TASK TO COMPLETE —
Quote the full listing word for word.

RECORD EXCERPTS —
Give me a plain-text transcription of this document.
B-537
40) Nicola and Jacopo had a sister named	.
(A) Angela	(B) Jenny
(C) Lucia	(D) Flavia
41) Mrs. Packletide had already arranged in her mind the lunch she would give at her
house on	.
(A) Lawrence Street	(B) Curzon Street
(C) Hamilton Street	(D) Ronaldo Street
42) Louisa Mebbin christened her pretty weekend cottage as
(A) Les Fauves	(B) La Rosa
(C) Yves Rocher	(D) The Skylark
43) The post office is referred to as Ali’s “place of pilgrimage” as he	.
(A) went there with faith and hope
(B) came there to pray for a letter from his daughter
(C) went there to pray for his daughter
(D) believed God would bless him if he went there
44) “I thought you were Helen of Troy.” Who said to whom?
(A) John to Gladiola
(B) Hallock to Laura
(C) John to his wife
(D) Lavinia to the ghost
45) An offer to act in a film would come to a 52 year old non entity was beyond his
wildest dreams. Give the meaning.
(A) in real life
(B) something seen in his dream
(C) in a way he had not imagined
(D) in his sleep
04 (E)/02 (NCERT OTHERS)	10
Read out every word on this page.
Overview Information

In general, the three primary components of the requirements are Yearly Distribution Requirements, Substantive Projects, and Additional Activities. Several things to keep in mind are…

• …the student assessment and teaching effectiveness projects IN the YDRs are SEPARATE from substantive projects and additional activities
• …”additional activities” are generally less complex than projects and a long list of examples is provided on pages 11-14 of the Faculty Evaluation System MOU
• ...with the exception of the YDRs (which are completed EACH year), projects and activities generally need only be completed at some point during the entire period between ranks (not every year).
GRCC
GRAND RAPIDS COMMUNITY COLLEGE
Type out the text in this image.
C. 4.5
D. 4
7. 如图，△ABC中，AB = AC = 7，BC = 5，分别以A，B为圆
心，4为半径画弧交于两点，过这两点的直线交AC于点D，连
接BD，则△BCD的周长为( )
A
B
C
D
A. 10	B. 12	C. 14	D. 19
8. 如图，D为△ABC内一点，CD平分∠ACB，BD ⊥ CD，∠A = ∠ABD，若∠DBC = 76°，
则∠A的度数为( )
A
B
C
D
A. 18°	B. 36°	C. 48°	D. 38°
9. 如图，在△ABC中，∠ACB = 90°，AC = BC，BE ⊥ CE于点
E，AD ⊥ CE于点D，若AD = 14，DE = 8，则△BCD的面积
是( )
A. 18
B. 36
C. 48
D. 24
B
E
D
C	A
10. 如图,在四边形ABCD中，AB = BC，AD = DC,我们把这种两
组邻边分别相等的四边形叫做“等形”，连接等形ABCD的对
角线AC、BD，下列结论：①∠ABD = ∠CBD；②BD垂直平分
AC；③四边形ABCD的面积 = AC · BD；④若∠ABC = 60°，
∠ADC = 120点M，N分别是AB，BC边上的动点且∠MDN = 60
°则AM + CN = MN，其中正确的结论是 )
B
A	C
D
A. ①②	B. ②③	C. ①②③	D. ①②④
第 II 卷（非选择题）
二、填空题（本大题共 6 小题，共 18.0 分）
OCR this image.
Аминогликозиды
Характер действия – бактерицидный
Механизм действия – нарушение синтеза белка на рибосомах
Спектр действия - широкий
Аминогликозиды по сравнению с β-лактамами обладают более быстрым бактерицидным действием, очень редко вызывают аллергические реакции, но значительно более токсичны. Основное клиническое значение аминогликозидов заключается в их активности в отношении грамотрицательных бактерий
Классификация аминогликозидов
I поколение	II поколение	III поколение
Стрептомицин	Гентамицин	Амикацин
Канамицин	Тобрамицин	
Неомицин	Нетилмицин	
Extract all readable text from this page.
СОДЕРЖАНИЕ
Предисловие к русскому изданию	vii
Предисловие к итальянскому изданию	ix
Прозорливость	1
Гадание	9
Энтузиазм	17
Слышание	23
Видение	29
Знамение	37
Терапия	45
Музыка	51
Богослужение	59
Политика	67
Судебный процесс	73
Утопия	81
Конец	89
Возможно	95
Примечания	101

RESULT OF THIS EXERCISE —
Give me a plain-text transcription of this document.
B-537
40) Nicola and Jacopo had a sister named	.
(A) Angela	(B) Jenny
(C) Lucia	(D) Flavia
41) Mrs. Packletide had already arranged in her mind the lunch she would give at her
house on	.
(A) Lawrence Street	(B) Curzon Street
(C) Hamilton Street	(D) Ronaldo Street
42) Louisa Mebbin christened her pretty weekend cottage as
(A) Les Fauves	(B) La Rosa
(C) Yves Rocher	(D) The Skylark
43) The post office is referred to as Ali’s “place of pilgrimage” as he	.
(A) went there with faith and hope
(B) came there to pray for a letter from his daughter
(C) went there to pray for his daughter
(D) believed God would bless him if he went there
44) “I thought you were Helen of Troy.” Who said to whom?
(A) John to Gladiola
(B) Hallock to Laura
(C) John to his wife
(D) Lavinia to the ghost
45) An offer to act in a film would come to a 52 year old non entity was beyond his
wildest dreams. Give the meaning.
(A) in real life
(B) something seen in his dream
(C) in a way he had not imagined
(D) in his sleep
04 (E)/02 (NCERT OTHERS)	10
Read out every word on this page.
Overview Information

In general, the three primary components of the requirements are Yearly Distribution Requirements, Substantive Projects, and Additional Activities. Several things to keep in mind are…

• …the student assessment and teaching effectiveness projects IN the YDRs are SEPARATE from substantive projects and additional activities
• …”additional activities” are generally less complex than projects and a long list of examples is provided on pages 11-14 of the Faculty Evaluation System MOU
• ...with the exception of the YDRs (which are completed EACH year), projects and activities generally need only be completed at some point during the entire period between ranks (not every year).
GRCC
GRAND RAPIDS COMMUNITY COLLEGE
Type out the text in this image.
C. 4.5
D. 4
7. 如图，△ABC中，AB = AC = 7，BC = 5，分别以A，B为圆
心，4为半径画弧交于两点，过这两点的直线交AC于点D，连
接BD，则△BCD的周长为( )
A
B
C
D
A. 10	B. 12	C. 14	D. 19
8. 如图，D为△ABC内一点，CD平分∠ACB，BD ⊥ CD，∠A = ∠ABD，若∠DBC = 76°，
则∠A的度数为( )
A
B
C
D
A. 18°	B. 36°	C. 48°	D. 38°
9. 如图，在△ABC中，∠ACB = 90°，AC = BC，BE ⊥ CE于点
E，AD ⊥ CE于点D，若AD = 14，DE = 8，则△BCD的面积
是( )
A. 18
B. 36
C. 48
D. 24
B
E
D
C	A
10. 如图,在四边形ABCD中，AB = BC，AD = DC,我们把这种两
组邻边分别相等的四边形叫做“等形”，连接等形ABCD的对
角线AC、BD，下列结论：①∠ABD = ∠CBD；②BD垂直平分
AC；③四边形ABCD的面积 = AC · BD；④若∠ABC = 60°，
∠ADC = 120点M，N分别是AB，BC边上的动点且∠MDN = 60
°则AM + CN = MN，其中正确的结论是 )
B
A	C
D
A. ①②	B. ②③	C. ①②③	D. ①②④
第 II 卷（非选择题）
二、填空题（本大题共 6 小题，共 18.0 分）
OCR this image.
Аминогликозиды
Характер действия – бактерицидный
Механизм действия – нарушение синтеза белка на рибосомах
Спектр действия - широкий
Аминогликозиды по сравнению с β-лактамами обладают более быстрым бактерицидным действием, очень редко вызывают аллергические реакции, но значительно более токсичны. Основное клиническое значение аминогликозидов заключается в их активности в отношении грамотрицательных бактерий
Классификация аминогликозидов
I поколение	II поколение	III поколение
Стрептомицин	Гентамицин	Амикацин
Канамицин	Тобрамицин	
Неомицин	Нетилмицин	
Extract all readable text from this page.
СОДЕРЖАНИЕ
Предисловие к русскому изданию	vii
Предисловие к итальянскому изданию	ix
Прозорливость	1
Гадание	9
Энтузиазм	17
Слышание	23
Видение	29
Знамение	37
Терапия	45
Музыка	51
Богослужение	59
Политика	67
Судебный процесс	73
Утопия	81
Конец	89
Возможно	95
Примечания	101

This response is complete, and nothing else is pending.